[[ EXERCISE INPUTS, beginning ]]
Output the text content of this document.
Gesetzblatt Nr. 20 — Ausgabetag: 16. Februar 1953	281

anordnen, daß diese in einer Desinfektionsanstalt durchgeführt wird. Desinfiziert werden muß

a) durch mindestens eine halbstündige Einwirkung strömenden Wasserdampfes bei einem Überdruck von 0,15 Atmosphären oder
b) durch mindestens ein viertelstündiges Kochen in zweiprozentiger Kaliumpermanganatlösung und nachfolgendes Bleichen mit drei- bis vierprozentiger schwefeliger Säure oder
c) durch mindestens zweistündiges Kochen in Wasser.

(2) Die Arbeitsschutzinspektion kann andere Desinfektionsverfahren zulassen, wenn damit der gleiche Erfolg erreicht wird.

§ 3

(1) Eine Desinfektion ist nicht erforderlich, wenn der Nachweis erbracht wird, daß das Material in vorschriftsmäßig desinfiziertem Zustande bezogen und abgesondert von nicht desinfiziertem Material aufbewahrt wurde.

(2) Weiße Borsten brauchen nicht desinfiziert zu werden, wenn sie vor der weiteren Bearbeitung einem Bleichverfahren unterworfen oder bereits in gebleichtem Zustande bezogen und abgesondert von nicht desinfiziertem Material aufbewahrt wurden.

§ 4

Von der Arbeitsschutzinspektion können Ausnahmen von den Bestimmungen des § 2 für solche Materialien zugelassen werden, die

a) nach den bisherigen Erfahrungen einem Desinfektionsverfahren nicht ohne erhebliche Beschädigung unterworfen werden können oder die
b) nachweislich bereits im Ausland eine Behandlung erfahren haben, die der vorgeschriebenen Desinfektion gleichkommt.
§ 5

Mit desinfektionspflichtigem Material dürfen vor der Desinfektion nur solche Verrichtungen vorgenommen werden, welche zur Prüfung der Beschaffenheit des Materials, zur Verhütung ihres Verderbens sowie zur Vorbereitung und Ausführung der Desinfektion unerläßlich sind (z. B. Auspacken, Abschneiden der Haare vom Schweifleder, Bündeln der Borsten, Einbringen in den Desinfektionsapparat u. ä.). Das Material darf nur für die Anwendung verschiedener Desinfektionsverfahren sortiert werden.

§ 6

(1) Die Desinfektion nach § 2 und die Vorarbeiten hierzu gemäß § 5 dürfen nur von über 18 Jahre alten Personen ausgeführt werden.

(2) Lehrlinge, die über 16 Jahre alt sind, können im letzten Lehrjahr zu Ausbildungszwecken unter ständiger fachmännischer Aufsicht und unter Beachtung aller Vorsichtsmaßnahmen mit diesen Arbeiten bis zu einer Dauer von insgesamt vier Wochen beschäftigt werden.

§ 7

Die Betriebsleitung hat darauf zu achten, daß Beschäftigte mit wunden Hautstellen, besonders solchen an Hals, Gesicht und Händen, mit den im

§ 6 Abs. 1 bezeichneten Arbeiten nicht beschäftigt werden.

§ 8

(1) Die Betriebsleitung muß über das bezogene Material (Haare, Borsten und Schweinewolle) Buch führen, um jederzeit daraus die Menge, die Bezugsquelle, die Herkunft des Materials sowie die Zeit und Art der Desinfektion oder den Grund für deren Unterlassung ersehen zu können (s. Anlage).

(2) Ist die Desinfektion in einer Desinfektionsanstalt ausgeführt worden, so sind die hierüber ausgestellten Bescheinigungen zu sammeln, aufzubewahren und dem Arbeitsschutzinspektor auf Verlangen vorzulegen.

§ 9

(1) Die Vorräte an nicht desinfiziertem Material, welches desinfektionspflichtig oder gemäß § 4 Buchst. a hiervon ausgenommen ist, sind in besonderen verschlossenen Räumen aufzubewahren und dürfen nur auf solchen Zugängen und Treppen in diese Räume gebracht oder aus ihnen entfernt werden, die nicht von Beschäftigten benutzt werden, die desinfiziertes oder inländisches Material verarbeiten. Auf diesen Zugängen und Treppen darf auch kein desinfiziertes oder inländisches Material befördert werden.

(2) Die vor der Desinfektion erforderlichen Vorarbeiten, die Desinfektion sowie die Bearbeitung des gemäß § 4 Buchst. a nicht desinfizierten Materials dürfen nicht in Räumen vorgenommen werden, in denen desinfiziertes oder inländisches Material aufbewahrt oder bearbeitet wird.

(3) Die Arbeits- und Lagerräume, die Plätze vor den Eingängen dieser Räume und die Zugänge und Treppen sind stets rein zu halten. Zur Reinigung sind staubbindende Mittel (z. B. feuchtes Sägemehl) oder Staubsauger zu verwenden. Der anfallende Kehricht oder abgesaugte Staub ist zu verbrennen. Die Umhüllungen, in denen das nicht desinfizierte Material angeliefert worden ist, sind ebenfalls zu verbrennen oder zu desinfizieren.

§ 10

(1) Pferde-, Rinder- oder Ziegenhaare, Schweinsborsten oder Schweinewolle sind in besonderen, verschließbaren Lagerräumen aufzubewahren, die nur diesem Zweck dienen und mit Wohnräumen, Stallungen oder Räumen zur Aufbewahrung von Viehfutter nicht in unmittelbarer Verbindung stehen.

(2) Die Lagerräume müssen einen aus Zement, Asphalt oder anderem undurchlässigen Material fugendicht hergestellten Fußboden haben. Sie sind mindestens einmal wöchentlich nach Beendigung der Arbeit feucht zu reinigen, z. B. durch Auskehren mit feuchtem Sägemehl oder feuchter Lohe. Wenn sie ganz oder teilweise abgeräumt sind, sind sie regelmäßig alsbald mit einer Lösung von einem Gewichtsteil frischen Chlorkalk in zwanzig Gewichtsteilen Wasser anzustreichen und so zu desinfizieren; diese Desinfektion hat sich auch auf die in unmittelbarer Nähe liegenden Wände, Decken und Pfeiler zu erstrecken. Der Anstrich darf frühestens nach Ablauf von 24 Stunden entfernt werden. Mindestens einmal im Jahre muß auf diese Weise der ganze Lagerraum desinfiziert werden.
[[ EXERCISE INPUTS, end ]]
**PROMPT**:
Write out every entry exactly as it appears.

**YOUR RESPONSE**:
Output the text content of this document.
Gesetzblatt Nr. 20 — Ausgabetag: 16. Februar 1953	281

anordnen, daß diese in einer Desinfektionsanstalt durchgeführt wird. Desinfiziert werden muß

a) durch mindestens eine halbstündige Einwirkung strömenden Wasserdampfes bei einem Überdruck von 0,15 Atmosphären oder
b) durch mindestens ein viertelstündiges Kochen in zweiprozentiger Kaliumpermanganatlösung und nachfolgendes Bleichen mit drei- bis vierprozentiger schwefeliger Säure oder
c) durch mindestens zweistündiges Kochen in Wasser.

(2) Die Arbeitsschutzinspektion kann andere Desinfektionsverfahren zulassen, wenn damit der gleiche Erfolg erreicht wird.

§ 3

(1) Eine Desinfektion ist nicht erforderlich, wenn der Nachweis erbracht wird, daß das Material in vorschriftsmäßig desinfiziertem Zustande bezogen und abgesondert von nicht desinfiziertem Material aufbewahrt wurde.

(2) Weiße Borsten brauchen nicht desinfiziert zu werden, wenn sie vor der weiteren Bearbeitung einem Bleichverfahren unterworfen oder bereits in gebleichtem Zustande bezogen und abgesondert von nicht desinfiziertem Material aufbewahrt wurden.

§ 4

Von der Arbeitsschutzinspektion können Ausnahmen von den Bestimmungen des § 2 für solche Materialien zugelassen werden, die

a) nach den bisherigen Erfahrungen einem Desinfektionsverfahren nicht ohne erhebliche Beschädigung unterworfen werden können oder die
b) nachweislich bereits im Ausland eine Behandlung erfahren haben, die der vorgeschriebenen Desinfektion gleichkommt.
§ 5

Mit desinfektionspflichtigem Material dürfen vor der Desinfektion nur solche Verrichtungen vorgenommen werden, welche zur Prüfung der Beschaffenheit des Materials, zur Verhütung ihres Verderbens sowie zur Vorbereitung und Ausführung der Desinfektion unerläßlich sind (z. B. Auspacken, Abschneiden der Haare vom Schweifleder, Bündeln der Borsten, Einbringen in den Desinfektionsapparat u. ä.). Das Material darf nur für die Anwendung verschiedener Desinfektionsverfahren sortiert werden.

§ 6

(1) Die Desinfektion nach § 2 und die Vorarbeiten hierzu gemäß § 5 dürfen nur von über 18 Jahre alten Personen ausgeführt werden.

(2) Lehrlinge, die über 16 Jahre alt sind, können im letzten Lehrjahr zu Ausbildungszwecken unter ständiger fachmännischer Aufsicht und unter Beachtung aller Vorsichtsmaßnahmen mit diesen Arbeiten bis zu einer Dauer von insgesamt vier Wochen beschäftigt werden.

§ 7

Die Betriebsleitung hat darauf zu achten, daß Beschäftigte mit wunden Hautstellen, besonders solchen an Hals, Gesicht und Händen, mit den im

§ 6 Abs. 1 bezeichneten Arbeiten nicht beschäftigt werden.

§ 8

(1) Die Betriebsleitung muß über das bezogene Material (Haare, Borsten und Schweinewolle) Buch führen, um jederzeit daraus die Menge, die Bezugsquelle, die Herkunft des Materials sowie die Zeit und Art der Desinfektion oder den Grund für deren Unterlassung ersehen zu können (s. Anlage).

(2) Ist die Desinfektion in einer Desinfektionsanstalt ausgeführt worden, so sind die hierüber ausgestellten Bescheinigungen zu sammeln, aufzubewahren und dem Arbeitsschutzinspektor auf Verlangen vorzulegen.

§ 9

(1) Die Vorräte an nicht desinfiziertem Material, welches desinfektionspflichtig oder gemäß § 4 Buchst. a hiervon ausgenommen ist, sind in besonderen verschlossenen Räumen aufzubewahren und dürfen nur auf solchen Zugängen und Treppen in diese Räume gebracht oder aus ihnen entfernt werden, die nicht von Beschäftigten benutzt werden, die desinfiziertes oder inländisches Material verarbeiten. Auf diesen Zugängen und Treppen darf auch kein desinfiziertes oder inländisches Material befördert werden.

(2) Die vor der Desinfektion erforderlichen Vorarbeiten, die Desinfektion sowie die Bearbeitung des gemäß § 4 Buchst. a nicht desinfizierten Materials dürfen nicht in Räumen vorgenommen werden, in denen desinfiziertes oder inländisches Material aufbewahrt oder bearbeitet wird.

(3) Die Arbeits- und Lagerräume, die Plätze vor den Eingängen dieser Räume und die Zugänge und Treppen sind stets rein zu halten. Zur Reinigung sind staubbindende Mittel (z. B. feuchtes Sägemehl) oder Staubsauger zu verwenden. Der anfallende Kehricht oder abgesaugte Staub ist zu verbrennen. Die Umhüllungen, in denen das nicht desinfizierte Material angeliefert worden ist, sind ebenfalls zu verbrennen oder zu desinfizieren.

§ 10

(1) Pferde-, Rinder- oder Ziegenhaare, Schweinsborsten oder Schweinewolle sind in besonderen, verschließbaren Lagerräumen aufzubewahren, die nur diesem Zweck dienen und mit Wohnräumen, Stallungen oder Räumen zur Aufbewahrung von Viehfutter nicht in unmittelbarer Verbindung stehen.

(2) Die Lagerräume müssen einen aus Zement, Asphalt oder anderem undurchlässigen Material fugendicht hergestellten Fußboden haben. Sie sind mindestens einmal wöchentlich nach Beendigung der Arbeit feucht zu reinigen, z. B. durch Auskehren mit feuchtem Sägemehl oder feuchter Lohe. Wenn sie ganz oder teilweise abgeräumt sind, sind sie regelmäßig alsbald mit einer Lösung von einem Gewichtsteil frischen Chlorkalk in zwanzig Gewichtsteilen Wasser anzustreichen und so zu desinfizieren; diese Desinfektion hat sich auch auf die in unmittelbarer Nähe liegenden Wände, Decken und Pfeiler zu erstrecken. Der Anstrich darf frühestens nach Ablauf von 24 Stunden entfernt werden. Mindestens einmal im Jahre muß auf diese Weise der ganze Lagerraum desinfiziert werden.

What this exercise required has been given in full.